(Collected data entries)
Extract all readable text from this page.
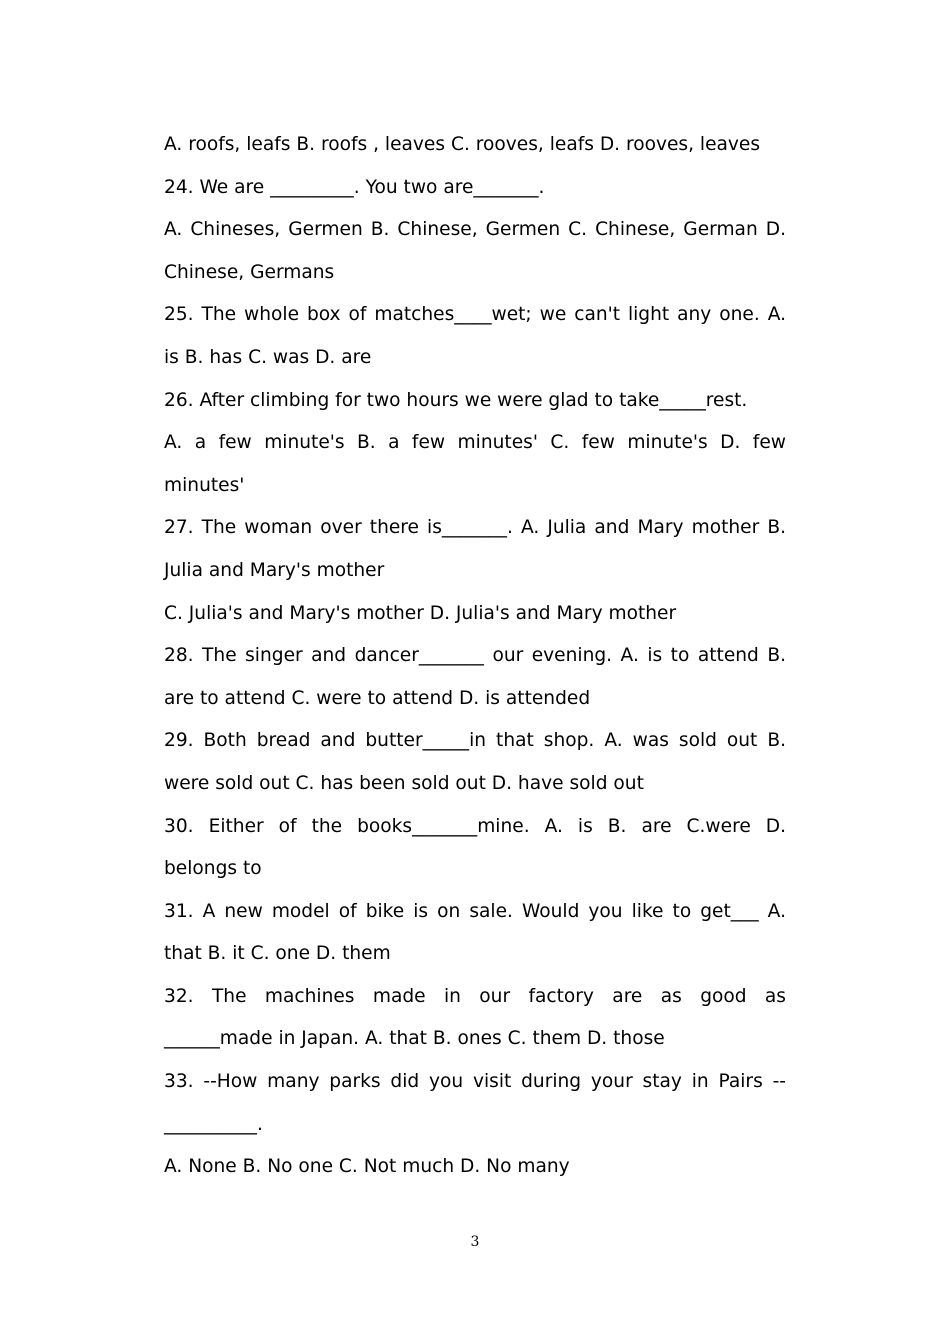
A. roofs, leafs B. roofs , leaves C. rooves, leafs D. rooves, leaves
24. We are _________. You two are_______.
A. Chineses, Germen B. Chinese, Germen C. Chinese, German D.
Chinese, Germans
25. The whole box of matches____wet; we can't light any one. A.
is B. has C. was D. are
26. After climbing for two hours we were glad to take_____rest.
A. a few minute's B. a few minutes' C. few minute's D. few
minutes'
27. The woman over there is_______. A. Julia and Mary mother B.
Julia and Mary's mother
C. Julia's and Mary's mother D. Julia's and Mary mother
28. The singer and dancer_______ our evening. A. is to attend B.
are to attend C. were to attend D. is attended
29. Both bread and butter_____in that shop. A. was sold out B.
were sold out C. has been sold out D. have sold out
30. Either of the books_______mine. A. is B. are C.were D.
belongs to
31. A new model of bike is on sale. Would you like to get___ A.
that B. it C. one D. them
32. The machines made in our factory are as good as
______made in Japan. A. that B. ones C. them D. those
33. --How many parks did you visit during your stay in Pairs --
__________.
A. None B. No one C. Not much D. No many
3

Request.
Copy the records exactly. Skip the pictures.

Answer to this task.
Extract all readable text from this page.
A. roofs, leafs B. roofs , leaves C. rooves, leafs D. rooves, leaves
24. We are _________. You two are_______.
A. Chineses, Germen B. Chinese, Germen C. Chinese, German D.
Chinese, Germans
25. The whole box of matches____wet; we can't light any one. A.
is B. has C. was D. are
26. After climbing for two hours we were glad to take_____rest.
A. a few minute's B. a few minutes' C. few minute's D. few
minutes'
27. The woman over there is_______. A. Julia and Mary mother B.
Julia and Mary's mother
C. Julia's and Mary's mother D. Julia's and Mary mother
28. The singer and dancer_______ our evening. A. is to attend B.
are to attend C. were to attend D. is attended
29. Both bread and butter_____in that shop. A. was sold out B.
were sold out C. has been sold out D. have sold out
30. Either of the books_______mine. A. is B. are C.were D.
belongs to
31. A new model of bike is on sale. Would you like to get___ A.
that B. it C. one D. them
32. The machines made in our factory are as good as
______made in Japan. A. that B. ones C. them D. those
33. --How many parks did you visit during your stay in Pairs --
__________.
A. None B. No one C. Not much D. No many
3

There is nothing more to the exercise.